◆ Task goal ◆
Comb the records below for the string "image" and copy each line where it turns up.

+--

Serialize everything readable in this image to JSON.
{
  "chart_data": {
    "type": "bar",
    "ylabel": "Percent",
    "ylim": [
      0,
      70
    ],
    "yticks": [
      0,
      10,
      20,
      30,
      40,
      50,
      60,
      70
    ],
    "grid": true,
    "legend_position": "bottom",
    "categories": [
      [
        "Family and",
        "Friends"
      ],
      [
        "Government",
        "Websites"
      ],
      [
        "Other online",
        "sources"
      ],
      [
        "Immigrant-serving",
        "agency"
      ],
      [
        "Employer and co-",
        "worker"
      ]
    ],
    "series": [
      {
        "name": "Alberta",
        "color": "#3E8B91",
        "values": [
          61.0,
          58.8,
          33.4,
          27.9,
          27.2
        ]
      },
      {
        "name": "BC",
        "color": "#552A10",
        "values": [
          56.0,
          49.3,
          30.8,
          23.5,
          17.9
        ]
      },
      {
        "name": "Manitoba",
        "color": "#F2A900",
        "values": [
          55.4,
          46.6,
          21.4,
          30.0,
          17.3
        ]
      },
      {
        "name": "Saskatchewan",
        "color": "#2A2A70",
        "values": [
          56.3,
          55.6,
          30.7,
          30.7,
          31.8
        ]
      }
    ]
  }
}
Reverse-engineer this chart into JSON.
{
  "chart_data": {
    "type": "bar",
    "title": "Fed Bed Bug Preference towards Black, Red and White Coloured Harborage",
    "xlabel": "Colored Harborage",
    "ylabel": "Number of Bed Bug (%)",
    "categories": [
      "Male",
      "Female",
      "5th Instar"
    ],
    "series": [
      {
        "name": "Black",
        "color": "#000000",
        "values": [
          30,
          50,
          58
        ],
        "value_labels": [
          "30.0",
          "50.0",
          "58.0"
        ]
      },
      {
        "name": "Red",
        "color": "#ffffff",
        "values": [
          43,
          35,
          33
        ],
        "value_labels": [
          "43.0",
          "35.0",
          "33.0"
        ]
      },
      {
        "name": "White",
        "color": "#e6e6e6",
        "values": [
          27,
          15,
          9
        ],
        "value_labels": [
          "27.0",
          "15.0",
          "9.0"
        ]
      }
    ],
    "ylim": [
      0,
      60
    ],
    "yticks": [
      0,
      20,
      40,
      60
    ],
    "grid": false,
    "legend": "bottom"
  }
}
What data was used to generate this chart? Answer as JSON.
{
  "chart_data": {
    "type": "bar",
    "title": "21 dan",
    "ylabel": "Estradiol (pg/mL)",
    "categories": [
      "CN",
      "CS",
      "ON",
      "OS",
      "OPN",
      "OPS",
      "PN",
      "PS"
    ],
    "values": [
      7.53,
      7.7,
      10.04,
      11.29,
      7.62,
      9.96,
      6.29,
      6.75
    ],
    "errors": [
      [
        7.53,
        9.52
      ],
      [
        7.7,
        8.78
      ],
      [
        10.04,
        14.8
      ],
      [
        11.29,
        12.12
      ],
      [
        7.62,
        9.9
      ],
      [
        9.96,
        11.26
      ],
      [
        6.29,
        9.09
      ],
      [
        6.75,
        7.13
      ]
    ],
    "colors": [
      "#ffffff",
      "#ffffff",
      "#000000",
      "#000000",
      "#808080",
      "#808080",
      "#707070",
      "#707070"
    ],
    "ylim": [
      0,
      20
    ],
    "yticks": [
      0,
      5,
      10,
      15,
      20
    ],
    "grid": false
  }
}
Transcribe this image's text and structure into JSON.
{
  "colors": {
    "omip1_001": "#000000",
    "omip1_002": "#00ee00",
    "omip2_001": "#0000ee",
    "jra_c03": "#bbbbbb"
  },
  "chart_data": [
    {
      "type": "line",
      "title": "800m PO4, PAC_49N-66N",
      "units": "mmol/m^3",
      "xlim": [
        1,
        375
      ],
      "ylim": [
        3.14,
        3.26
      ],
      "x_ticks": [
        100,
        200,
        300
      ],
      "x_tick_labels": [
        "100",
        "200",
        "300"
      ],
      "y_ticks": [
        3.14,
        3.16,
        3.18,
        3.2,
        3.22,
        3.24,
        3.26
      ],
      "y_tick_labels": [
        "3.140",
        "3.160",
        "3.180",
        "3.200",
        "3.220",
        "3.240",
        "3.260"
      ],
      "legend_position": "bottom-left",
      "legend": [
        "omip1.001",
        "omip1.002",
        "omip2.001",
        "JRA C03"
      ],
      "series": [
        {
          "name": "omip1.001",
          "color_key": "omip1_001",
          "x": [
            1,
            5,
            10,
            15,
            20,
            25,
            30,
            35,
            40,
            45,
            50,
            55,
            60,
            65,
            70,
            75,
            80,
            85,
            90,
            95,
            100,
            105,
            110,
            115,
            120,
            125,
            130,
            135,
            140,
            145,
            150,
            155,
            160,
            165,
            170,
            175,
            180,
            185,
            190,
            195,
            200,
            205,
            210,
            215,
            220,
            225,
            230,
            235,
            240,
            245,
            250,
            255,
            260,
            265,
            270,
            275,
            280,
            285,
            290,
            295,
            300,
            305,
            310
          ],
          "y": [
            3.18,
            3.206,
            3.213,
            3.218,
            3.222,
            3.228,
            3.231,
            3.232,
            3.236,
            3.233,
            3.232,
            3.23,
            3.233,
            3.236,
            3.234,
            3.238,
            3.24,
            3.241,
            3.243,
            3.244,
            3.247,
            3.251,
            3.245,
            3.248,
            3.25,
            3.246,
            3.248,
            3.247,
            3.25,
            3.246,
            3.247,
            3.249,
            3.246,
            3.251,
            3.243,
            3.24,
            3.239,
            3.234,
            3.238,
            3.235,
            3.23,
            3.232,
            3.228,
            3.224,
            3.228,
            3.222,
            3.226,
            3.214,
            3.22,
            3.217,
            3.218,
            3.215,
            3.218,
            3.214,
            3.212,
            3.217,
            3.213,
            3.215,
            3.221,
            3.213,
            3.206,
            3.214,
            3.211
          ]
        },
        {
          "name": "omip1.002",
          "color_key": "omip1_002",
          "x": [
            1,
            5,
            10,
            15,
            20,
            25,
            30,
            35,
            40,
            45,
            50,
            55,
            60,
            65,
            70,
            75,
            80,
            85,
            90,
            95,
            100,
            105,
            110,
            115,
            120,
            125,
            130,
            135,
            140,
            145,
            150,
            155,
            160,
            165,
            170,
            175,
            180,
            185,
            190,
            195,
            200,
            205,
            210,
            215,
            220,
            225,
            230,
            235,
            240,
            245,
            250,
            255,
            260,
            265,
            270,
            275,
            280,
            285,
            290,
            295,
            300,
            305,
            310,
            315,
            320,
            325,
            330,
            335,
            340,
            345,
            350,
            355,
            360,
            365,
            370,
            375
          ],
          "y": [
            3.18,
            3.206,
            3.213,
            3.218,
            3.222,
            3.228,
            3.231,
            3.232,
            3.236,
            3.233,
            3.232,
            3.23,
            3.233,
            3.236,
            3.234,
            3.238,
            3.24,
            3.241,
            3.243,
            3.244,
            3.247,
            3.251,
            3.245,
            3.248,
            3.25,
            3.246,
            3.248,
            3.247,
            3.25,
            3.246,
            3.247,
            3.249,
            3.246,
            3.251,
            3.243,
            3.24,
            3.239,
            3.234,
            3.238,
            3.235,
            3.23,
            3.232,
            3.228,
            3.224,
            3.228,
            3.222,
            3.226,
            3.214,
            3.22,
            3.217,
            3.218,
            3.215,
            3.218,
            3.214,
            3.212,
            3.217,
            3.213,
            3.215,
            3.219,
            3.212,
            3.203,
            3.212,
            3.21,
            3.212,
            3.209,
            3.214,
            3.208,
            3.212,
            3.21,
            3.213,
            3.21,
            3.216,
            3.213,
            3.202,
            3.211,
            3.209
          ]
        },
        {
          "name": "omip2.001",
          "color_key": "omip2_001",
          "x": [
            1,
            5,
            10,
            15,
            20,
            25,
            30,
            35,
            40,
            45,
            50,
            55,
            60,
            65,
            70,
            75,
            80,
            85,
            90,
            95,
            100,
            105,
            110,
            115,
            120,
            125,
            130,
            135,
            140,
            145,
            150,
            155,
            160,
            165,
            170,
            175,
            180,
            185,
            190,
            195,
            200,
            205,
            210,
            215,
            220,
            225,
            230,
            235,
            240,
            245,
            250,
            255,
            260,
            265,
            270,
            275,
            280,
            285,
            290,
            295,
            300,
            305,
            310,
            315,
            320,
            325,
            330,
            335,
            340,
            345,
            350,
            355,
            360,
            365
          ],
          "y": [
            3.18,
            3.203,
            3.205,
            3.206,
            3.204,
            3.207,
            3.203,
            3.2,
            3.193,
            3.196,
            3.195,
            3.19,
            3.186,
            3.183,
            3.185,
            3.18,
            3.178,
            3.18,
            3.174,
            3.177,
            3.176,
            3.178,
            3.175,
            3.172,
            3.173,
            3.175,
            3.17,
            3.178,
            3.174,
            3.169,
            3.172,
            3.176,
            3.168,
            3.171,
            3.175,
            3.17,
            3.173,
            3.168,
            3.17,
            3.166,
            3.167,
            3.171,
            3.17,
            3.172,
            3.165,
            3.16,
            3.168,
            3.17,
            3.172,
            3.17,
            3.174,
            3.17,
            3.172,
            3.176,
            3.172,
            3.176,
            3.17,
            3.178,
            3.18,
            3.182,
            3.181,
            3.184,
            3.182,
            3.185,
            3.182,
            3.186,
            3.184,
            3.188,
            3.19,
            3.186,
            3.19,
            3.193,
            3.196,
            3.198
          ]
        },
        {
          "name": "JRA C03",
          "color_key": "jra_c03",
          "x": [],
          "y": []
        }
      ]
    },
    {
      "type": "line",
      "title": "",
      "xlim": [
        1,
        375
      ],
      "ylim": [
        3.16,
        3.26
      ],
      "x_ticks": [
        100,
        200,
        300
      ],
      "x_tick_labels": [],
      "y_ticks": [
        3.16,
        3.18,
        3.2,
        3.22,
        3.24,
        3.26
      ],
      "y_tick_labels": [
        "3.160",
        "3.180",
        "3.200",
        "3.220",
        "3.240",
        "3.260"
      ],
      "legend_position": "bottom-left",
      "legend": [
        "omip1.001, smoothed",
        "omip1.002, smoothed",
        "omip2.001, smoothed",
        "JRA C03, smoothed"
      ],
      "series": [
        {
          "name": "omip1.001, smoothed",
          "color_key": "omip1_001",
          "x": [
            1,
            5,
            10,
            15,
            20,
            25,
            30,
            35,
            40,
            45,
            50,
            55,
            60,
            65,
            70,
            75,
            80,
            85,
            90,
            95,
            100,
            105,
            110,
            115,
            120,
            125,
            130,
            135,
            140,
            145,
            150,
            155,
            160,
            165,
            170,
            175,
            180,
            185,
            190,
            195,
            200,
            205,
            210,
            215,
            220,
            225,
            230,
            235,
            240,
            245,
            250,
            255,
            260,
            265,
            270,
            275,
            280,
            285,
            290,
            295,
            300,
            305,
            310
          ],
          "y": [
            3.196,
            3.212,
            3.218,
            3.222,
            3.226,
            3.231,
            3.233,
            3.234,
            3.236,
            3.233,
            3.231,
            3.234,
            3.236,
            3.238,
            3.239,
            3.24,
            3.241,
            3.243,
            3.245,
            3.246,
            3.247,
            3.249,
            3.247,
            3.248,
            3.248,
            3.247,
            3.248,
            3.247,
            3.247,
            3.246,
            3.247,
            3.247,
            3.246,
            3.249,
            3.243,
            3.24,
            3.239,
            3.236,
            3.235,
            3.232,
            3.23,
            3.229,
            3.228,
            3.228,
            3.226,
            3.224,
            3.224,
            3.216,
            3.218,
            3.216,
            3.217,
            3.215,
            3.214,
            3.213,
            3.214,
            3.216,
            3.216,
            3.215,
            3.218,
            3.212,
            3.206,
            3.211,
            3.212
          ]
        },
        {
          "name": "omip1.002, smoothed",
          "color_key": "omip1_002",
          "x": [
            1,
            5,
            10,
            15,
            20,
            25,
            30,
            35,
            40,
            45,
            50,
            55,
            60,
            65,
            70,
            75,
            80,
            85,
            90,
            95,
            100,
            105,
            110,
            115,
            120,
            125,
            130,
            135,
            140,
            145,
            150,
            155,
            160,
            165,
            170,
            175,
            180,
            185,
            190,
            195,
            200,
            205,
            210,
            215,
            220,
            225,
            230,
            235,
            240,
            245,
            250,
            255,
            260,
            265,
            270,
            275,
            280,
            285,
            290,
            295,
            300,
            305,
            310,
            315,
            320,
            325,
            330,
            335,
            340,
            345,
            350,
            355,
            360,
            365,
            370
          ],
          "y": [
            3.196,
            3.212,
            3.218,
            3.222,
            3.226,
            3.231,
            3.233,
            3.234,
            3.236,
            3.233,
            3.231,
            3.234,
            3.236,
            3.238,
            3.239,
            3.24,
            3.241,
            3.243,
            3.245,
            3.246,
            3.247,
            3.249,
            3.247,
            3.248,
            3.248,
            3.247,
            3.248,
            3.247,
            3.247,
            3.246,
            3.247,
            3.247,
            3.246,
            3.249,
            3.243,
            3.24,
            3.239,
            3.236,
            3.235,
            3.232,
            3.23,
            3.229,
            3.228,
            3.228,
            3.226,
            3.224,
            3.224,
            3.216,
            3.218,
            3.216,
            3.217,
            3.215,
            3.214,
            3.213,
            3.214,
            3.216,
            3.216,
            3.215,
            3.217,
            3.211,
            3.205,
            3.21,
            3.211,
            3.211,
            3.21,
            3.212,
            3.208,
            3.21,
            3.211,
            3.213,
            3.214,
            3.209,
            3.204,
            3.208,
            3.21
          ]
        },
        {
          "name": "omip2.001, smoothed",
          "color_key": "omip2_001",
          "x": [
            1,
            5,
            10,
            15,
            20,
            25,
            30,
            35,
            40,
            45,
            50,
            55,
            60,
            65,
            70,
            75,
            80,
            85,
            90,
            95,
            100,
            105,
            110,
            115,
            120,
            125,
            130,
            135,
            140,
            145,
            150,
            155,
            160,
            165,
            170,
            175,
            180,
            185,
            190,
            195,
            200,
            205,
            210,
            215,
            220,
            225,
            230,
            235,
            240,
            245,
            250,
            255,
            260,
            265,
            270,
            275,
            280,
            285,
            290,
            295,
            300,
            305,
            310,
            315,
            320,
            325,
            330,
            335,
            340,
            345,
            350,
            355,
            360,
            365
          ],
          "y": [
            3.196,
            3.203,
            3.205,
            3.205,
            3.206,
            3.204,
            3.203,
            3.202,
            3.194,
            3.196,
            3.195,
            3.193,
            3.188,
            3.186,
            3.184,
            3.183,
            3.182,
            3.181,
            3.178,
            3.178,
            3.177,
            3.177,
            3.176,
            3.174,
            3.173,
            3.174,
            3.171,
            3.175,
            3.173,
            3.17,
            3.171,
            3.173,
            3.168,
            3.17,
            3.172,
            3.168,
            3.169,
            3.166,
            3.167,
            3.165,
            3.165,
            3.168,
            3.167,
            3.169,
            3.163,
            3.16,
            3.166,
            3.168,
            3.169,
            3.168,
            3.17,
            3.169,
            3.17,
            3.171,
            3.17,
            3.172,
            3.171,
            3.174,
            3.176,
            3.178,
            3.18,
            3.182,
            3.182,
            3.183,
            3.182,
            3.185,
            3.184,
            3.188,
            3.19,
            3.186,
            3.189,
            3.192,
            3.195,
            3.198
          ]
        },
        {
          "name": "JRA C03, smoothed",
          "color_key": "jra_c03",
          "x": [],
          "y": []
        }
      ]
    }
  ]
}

+--

◆ Written reply ◆
Serialize everything readable in this image to JSON.
Transcribe this image's text and structure into JSON.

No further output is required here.